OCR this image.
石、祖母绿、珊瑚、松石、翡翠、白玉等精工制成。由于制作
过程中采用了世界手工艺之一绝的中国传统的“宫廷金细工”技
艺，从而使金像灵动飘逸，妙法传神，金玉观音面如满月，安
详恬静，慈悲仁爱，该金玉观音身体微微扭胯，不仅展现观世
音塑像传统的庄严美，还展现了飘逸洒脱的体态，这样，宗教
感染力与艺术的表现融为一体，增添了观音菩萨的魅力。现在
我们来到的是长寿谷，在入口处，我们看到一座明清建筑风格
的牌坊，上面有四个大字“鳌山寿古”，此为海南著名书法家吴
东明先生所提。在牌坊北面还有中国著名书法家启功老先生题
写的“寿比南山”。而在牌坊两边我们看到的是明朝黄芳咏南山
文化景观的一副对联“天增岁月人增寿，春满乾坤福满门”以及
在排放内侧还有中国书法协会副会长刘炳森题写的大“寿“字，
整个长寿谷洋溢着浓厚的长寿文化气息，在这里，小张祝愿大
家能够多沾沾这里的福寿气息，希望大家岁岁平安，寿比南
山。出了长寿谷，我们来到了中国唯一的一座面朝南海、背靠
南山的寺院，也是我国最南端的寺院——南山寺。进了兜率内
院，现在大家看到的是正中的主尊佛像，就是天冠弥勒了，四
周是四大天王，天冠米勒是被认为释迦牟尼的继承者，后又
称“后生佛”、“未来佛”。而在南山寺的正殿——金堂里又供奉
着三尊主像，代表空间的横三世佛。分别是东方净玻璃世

• [PROBLEM DETAILS]: Restate the data above word for word, please.

• [TASK RESULT]:
OCR this image.
石、祖母绿、珊瑚、松石、翡翠、白玉等精工制成。由于制作
过程中采用了世界手工艺之一绝的中国传统的“宫廷金细工”技
艺，从而使金像灵动飘逸，妙法传神，金玉观音面如满月，安
详恬静，慈悲仁爱，该金玉观音身体微微扭胯，不仅展现观世
音塑像传统的庄严美，还展现了飘逸洒脱的体态，这样，宗教
感染力与艺术的表现融为一体，增添了观音菩萨的魅力。现在
我们来到的是长寿谷，在入口处，我们看到一座明清建筑风格
的牌坊，上面有四个大字“鳌山寿古”，此为海南著名书法家吴
东明先生所提。在牌坊北面还有中国著名书法家启功老先生题
写的“寿比南山”。而在牌坊两边我们看到的是明朝黄芳咏南山
文化景观的一副对联“天增岁月人增寿，春满乾坤福满门”以及
在排放内侧还有中国书法协会副会长刘炳森题写的大“寿“字，
整个长寿谷洋溢着浓厚的长寿文化气息，在这里，小张祝愿大
家能够多沾沾这里的福寿气息，希望大家岁岁平安，寿比南
山。出了长寿谷，我们来到了中国唯一的一座面朝南海、背靠
南山的寺院，也是我国最南端的寺院——南山寺。进了兜率内
院，现在大家看到的是正中的主尊佛像，就是天冠弥勒了，四
周是四大天王，天冠米勒是被认为释迦牟尼的继承者，后又
称“后生佛”、“未来佛”。而在南山寺的正殿——金堂里又供奉
着三尊主像，代表空间的横三世佛。分别是东方净玻璃世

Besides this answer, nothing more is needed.